#### [WHAT THIS TASK INVOLVES]
Return all lines that include the string "Baby".

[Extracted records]
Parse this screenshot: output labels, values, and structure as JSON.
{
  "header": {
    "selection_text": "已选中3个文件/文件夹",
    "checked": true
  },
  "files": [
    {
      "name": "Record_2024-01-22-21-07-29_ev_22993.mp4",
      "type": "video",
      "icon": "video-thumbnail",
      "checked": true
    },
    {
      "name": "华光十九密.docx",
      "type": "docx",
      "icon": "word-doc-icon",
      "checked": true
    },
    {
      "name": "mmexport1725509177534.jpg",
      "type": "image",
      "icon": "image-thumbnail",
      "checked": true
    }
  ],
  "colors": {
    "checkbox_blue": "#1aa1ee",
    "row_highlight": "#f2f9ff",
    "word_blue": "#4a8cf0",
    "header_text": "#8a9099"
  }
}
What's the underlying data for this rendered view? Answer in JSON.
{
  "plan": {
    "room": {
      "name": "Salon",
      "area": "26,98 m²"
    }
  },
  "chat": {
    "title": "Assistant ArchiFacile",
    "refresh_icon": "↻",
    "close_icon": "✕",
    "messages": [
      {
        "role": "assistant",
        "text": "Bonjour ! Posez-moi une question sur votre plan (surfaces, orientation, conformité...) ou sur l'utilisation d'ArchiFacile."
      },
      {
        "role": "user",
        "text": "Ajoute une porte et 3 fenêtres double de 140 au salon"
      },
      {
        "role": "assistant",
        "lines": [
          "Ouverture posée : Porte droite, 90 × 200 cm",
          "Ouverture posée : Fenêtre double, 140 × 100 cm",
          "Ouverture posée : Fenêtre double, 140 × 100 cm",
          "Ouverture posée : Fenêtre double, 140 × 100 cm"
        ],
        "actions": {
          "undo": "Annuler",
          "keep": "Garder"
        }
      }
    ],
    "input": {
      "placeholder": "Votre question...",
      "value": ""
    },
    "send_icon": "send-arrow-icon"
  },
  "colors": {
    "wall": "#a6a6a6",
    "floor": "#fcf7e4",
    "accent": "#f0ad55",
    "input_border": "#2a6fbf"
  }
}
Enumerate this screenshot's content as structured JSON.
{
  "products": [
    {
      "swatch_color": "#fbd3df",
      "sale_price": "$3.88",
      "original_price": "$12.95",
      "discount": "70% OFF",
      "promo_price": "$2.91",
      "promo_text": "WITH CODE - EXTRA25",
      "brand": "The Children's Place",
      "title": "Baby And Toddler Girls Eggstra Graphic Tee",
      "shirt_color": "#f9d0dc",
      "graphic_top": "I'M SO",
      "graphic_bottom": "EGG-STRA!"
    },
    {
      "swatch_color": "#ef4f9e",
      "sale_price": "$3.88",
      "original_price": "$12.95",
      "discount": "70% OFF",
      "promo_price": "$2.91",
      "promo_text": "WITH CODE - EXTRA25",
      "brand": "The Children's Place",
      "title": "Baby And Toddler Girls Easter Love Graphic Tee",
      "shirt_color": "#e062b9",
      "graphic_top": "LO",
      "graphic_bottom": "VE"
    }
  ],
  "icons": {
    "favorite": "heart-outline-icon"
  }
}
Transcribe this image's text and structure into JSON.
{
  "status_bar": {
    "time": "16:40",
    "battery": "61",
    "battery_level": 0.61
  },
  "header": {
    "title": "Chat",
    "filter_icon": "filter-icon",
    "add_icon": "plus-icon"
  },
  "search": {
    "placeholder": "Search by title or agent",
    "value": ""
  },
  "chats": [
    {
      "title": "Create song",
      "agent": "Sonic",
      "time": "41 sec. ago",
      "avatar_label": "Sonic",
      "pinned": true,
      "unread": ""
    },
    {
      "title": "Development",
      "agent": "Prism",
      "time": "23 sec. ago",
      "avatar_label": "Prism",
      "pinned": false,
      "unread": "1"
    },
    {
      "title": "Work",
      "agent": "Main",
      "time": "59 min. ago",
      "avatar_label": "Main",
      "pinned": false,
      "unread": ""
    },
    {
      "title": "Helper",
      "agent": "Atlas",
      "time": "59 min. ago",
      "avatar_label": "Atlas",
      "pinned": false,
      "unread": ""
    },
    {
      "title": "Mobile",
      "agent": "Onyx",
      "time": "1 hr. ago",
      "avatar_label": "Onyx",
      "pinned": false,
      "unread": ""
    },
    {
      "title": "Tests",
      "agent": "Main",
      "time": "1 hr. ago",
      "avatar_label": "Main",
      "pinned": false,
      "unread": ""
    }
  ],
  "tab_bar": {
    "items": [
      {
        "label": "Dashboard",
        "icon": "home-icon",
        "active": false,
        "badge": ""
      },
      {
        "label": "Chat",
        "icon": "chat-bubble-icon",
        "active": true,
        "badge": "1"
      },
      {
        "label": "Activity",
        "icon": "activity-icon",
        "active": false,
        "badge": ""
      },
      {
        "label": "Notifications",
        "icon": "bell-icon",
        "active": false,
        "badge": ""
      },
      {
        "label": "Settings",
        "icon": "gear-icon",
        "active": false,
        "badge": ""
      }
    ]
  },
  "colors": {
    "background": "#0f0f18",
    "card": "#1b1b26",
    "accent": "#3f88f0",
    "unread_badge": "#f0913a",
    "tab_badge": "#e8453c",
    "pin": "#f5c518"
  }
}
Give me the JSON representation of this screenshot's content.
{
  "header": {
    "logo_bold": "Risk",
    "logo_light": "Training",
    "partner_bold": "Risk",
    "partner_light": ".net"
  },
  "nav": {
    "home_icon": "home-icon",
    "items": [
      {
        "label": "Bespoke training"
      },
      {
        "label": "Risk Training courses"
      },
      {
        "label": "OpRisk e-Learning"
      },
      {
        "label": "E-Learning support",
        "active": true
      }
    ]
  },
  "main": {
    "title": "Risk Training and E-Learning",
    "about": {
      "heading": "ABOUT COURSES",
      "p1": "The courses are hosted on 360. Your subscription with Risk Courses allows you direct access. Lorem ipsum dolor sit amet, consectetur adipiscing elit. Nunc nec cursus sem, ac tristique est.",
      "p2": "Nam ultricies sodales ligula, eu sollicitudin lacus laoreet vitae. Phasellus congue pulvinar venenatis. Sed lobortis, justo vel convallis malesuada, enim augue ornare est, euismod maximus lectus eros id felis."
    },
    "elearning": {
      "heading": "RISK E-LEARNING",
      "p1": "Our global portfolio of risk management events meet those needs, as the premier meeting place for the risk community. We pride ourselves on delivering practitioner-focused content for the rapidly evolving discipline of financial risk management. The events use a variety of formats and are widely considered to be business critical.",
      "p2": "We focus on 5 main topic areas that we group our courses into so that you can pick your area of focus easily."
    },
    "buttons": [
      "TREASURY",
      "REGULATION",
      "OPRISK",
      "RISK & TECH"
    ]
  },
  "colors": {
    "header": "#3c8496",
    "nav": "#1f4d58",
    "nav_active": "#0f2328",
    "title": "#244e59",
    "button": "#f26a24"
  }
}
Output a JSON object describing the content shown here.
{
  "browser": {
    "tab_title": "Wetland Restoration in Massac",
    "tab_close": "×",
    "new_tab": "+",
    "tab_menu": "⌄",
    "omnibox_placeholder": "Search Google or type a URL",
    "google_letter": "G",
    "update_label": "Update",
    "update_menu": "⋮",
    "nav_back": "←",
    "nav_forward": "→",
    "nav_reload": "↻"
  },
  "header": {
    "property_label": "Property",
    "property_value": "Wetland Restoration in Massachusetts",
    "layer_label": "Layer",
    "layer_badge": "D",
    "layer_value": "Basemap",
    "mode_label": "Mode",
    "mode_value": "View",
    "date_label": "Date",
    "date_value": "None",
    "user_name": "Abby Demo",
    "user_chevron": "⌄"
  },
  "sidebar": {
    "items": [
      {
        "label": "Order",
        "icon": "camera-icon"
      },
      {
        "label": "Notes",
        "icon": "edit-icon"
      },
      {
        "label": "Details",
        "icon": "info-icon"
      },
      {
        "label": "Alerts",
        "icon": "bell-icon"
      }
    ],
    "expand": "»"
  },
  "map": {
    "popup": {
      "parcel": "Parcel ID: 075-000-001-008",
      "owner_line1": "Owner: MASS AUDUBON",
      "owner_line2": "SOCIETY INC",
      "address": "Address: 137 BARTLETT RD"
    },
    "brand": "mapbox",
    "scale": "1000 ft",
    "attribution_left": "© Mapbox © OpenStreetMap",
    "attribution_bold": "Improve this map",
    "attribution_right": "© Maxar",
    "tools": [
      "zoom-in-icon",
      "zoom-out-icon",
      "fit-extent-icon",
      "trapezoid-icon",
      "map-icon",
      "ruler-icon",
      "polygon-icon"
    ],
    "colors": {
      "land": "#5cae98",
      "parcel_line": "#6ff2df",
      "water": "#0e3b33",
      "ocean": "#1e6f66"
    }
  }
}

#### [EXERCISE OUTPUT]
      "title": "Baby And Toddler Girls Eggstra Graphic Tee",
      "title": "Baby And Toddler Girls Easter Love Graphic Tee",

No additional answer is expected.